# Given data
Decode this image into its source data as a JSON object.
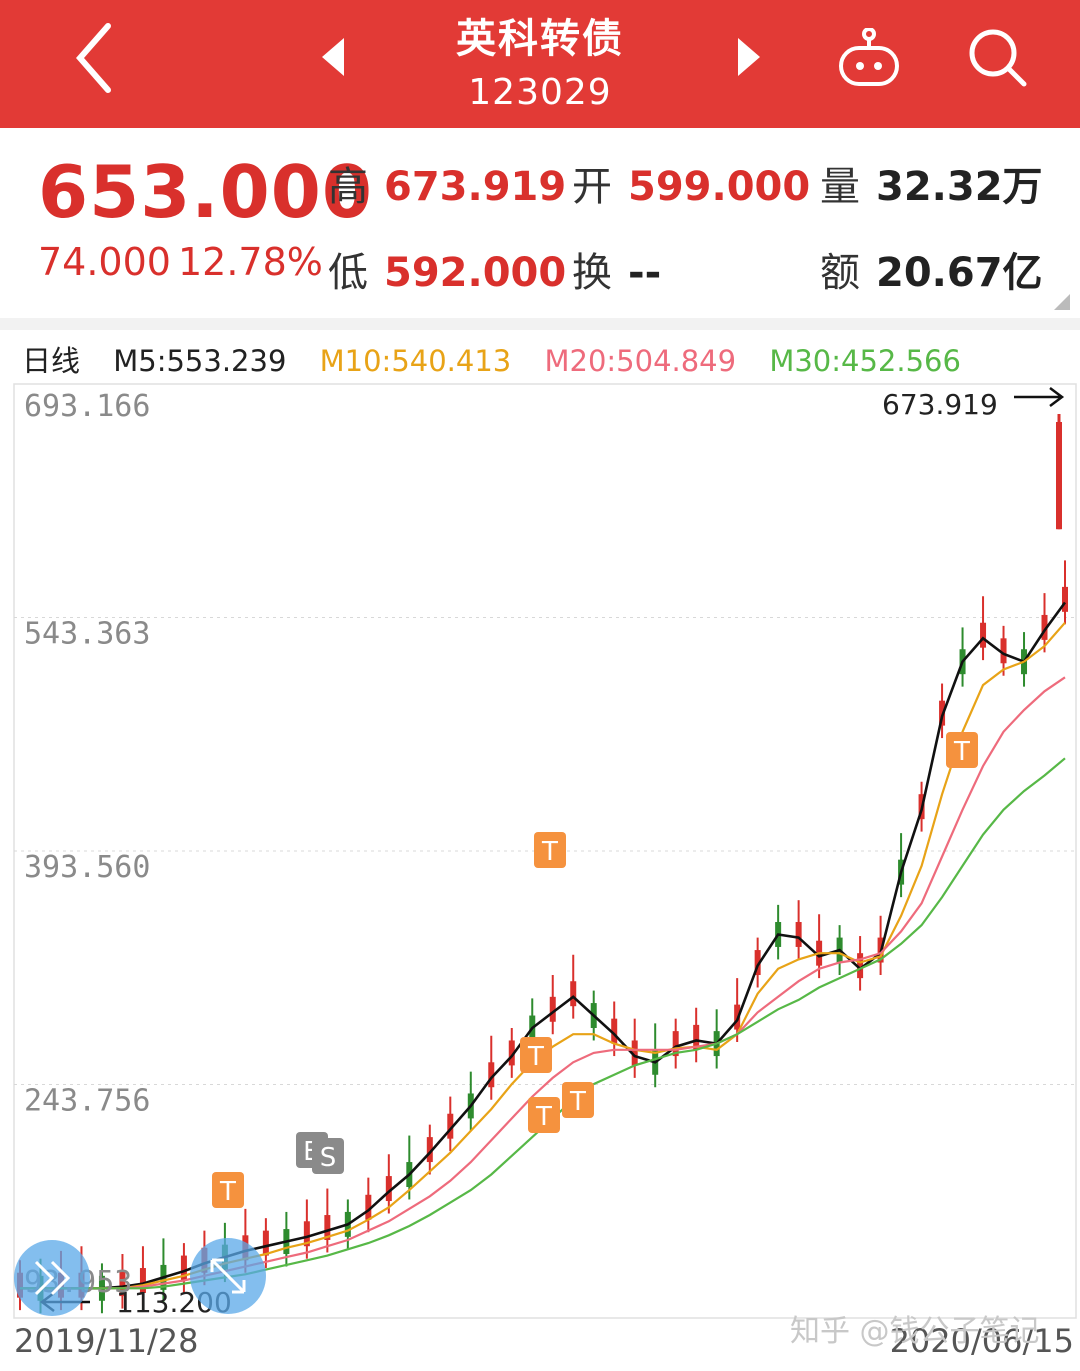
{
  "header": {
    "title": "英科转债",
    "code": "123029",
    "back_icon": "chevron-left-icon",
    "prev_icon": "triangle-left-icon",
    "next_icon": "triangle-right-icon",
    "robot_icon": "robot-icon",
    "search_icon": "search-icon"
  },
  "quote": {
    "price": "653.000",
    "change": "74.000",
    "change_pct": "12.78%",
    "high_label": "高",
    "high": "673.919",
    "open_label": "开",
    "open": "599.000",
    "volume_label": "量",
    "volume": "32.32万",
    "low_label": "低",
    "low": "592.000",
    "turnover_label": "换",
    "turnover": "--",
    "amount_label": "额",
    "amount": "20.67亿"
  },
  "ma_row": {
    "period": "日线",
    "m5": "M5:553.239",
    "m10": "M10:540.413",
    "m20": "M20:504.849",
    "m30": "M30:452.566"
  },
  "colors": {
    "brand_red": "#e23a36",
    "up": "#d9302c",
    "down": "#2e8b2e",
    "m5": "#111111",
    "m10": "#e8a317",
    "m20": "#ee6b7c",
    "m30": "#57b847",
    "marker": "#f5923e"
  },
  "chart_data": {
    "type": "candlestick",
    "y_ticks": [
      "693.166",
      "543.363",
      "393.560",
      "243.756"
    ],
    "ylim": [
      93.95,
      693.166
    ],
    "x_start_label": "2019/11/28",
    "x_end_label": "2020/06/15",
    "max_annotation": "673.919",
    "min_annotation": "113.200",
    "left_edge_label": "93.953",
    "series": [
      {
        "name": "M5",
        "values": [
          113,
          113,
          113,
          113,
          113,
          114,
          116,
          120,
          124,
          129,
          133,
          137,
          140,
          143,
          146,
          150,
          154,
          163,
          175,
          186,
          200,
          215,
          230,
          248,
          262,
          280,
          290,
          300,
          288,
          276,
          262,
          258,
          268,
          272,
          270,
          285,
          320,
          340,
          338,
          326,
          330,
          318,
          328,
          380,
          420,
          480,
          515,
          530,
          520,
          515,
          535,
          553
        ]
      },
      {
        "name": "M10",
        "values": [
          113,
          113,
          113,
          113,
          113,
          113,
          115,
          118,
          121,
          125,
          129,
          132,
          135,
          139,
          142,
          146,
          150,
          157,
          165,
          176,
          188,
          200,
          214,
          228,
          244,
          258,
          268,
          276,
          276,
          270,
          266,
          264,
          267,
          268,
          266,
          276,
          302,
          318,
          324,
          328,
          328,
          322,
          326,
          352,
          384,
          430,
          470,
          500,
          510,
          515,
          525,
          540
        ]
      },
      {
        "name": "M20",
        "values": [
          113,
          113,
          113,
          113,
          113,
          113,
          114,
          116,
          118,
          121,
          124,
          127,
          130,
          133,
          136,
          140,
          144,
          150,
          156,
          164,
          172,
          182,
          194,
          208,
          222,
          236,
          248,
          258,
          264,
          266,
          266,
          266,
          266,
          268,
          270,
          276,
          290,
          300,
          310,
          318,
          322,
          324,
          328,
          342,
          360,
          390,
          420,
          448,
          470,
          484,
          496,
          505
        ]
      },
      {
        "name": "M30",
        "values": [
          113,
          113,
          113,
          113,
          113,
          113,
          113,
          114,
          116,
          118,
          120,
          122,
          125,
          128,
          131,
          134,
          138,
          142,
          147,
          153,
          160,
          168,
          176,
          186,
          198,
          210,
          222,
          234,
          244,
          250,
          256,
          260,
          264,
          266,
          270,
          276,
          284,
          292,
          298,
          306,
          312,
          318,
          324,
          334,
          346,
          364,
          384,
          404,
          420,
          432,
          442,
          453
        ]
      }
    ],
    "markers": [
      "T",
      "B",
      "S",
      "T",
      "T",
      "T",
      "T",
      "T"
    ]
  }
}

# Aim
All of the material above is to be copied exactly, except for its images.

# Answer in full
Decode this image into its source data as a JSON object.
{
  "header": {
    "title": "英科转债",
    "code": "123029",
    "back_icon": "chevron-left-icon",
    "prev_icon": "triangle-left-icon",
    "next_icon": "triangle-right-icon",
    "robot_icon": "robot-icon",
    "search_icon": "search-icon"
  },
  "quote": {
    "price": "653.000",
    "change": "74.000",
    "change_pct": "12.78%",
    "high_label": "高",
    "high": "673.919",
    "open_label": "开",
    "open": "599.000",
    "volume_label": "量",
    "volume": "32.32万",
    "low_label": "低",
    "low": "592.000",
    "turnover_label": "换",
    "turnover": "--",
    "amount_label": "额",
    "amount": "20.67亿"
  },
  "ma_row": {
    "period": "日线",
    "m5": "M5:553.239",
    "m10": "M10:540.413",
    "m20": "M20:504.849",
    "m30": "M30:452.566"
  },
  "colors": {
    "brand_red": "#e23a36",
    "up": "#d9302c",
    "down": "#2e8b2e",
    "m5": "#111111",
    "m10": "#e8a317",
    "m20": "#ee6b7c",
    "m30": "#57b847",
    "marker": "#f5923e"
  },
  "chart_data": {
    "type": "candlestick",
    "y_ticks": [
      "693.166",
      "543.363",
      "393.560",
      "243.756"
    ],
    "ylim": [
      93.95,
      693.166
    ],
    "x_start_label": "2019/11/28",
    "x_end_label": "2020/06/15",
    "max_annotation": "673.919",
    "min_annotation": "113.200",
    "left_edge_label": "93.953",
    "series": [
      {
        "name": "M5",
        "values": [
          113,
          113,
          113,
          113,
          113,
          114,
          116,
          120,
          124,
          129,
          133,
          137,
          140,
          143,
          146,
          150,
          154,
          163,
          175,
          186,
          200,
          215,
          230,
          248,
          262,
          280,
          290,
          300,
          288,
          276,
          262,
          258,
          268,
          272,
          270,
          285,
          320,
          340,
          338,
          326,
          330,
          318,
          328,
          380,
          420,
          480,
          515,
          530,
          520,
          515,
          535,
          553
        ]
      },
      {
        "name": "M10",
        "values": [
          113,
          113,
          113,
          113,
          113,
          113,
          115,
          118,
          121,
          125,
          129,
          132,
          135,
          139,
          142,
          146,
          150,
          157,
          165,
          176,
          188,
          200,
          214,
          228,
          244,
          258,
          268,
          276,
          276,
          270,
          266,
          264,
          267,
          268,
          266,
          276,
          302,
          318,
          324,
          328,
          328,
          322,
          326,
          352,
          384,
          430,
          470,
          500,
          510,
          515,
          525,
          540
        ]
      },
      {
        "name": "M20",
        "values": [
          113,
          113,
          113,
          113,
          113,
          113,
          114,
          116,
          118,
          121,
          124,
          127,
          130,
          133,
          136,
          140,
          144,
          150,
          156,
          164,
          172,
          182,
          194,
          208,
          222,
          236,
          248,
          258,
          264,
          266,
          266,
          266,
          266,
          268,
          270,
          276,
          290,
          300,
          310,
          318,
          322,
          324,
          328,
          342,
          360,
          390,
          420,
          448,
          470,
          484,
          496,
          505
        ]
      },
      {
        "name": "M30",
        "values": [
          113,
          113,
          113,
          113,
          113,
          113,
          113,
          114,
          116,
          118,
          120,
          122,
          125,
          128,
          131,
          134,
          138,
          142,
          147,
          153,
          160,
          168,
          176,
          186,
          198,
          210,
          222,
          234,
          244,
          250,
          256,
          260,
          264,
          266,
          270,
          276,
          284,
          292,
          298,
          306,
          312,
          318,
          324,
          334,
          346,
          364,
          384,
          404,
          420,
          432,
          442,
          453
        ]
      }
    ],
    "markers": [
      "T",
      "B",
      "S",
      "T",
      "T",
      "T",
      "T",
      "T"
    ]
  }
}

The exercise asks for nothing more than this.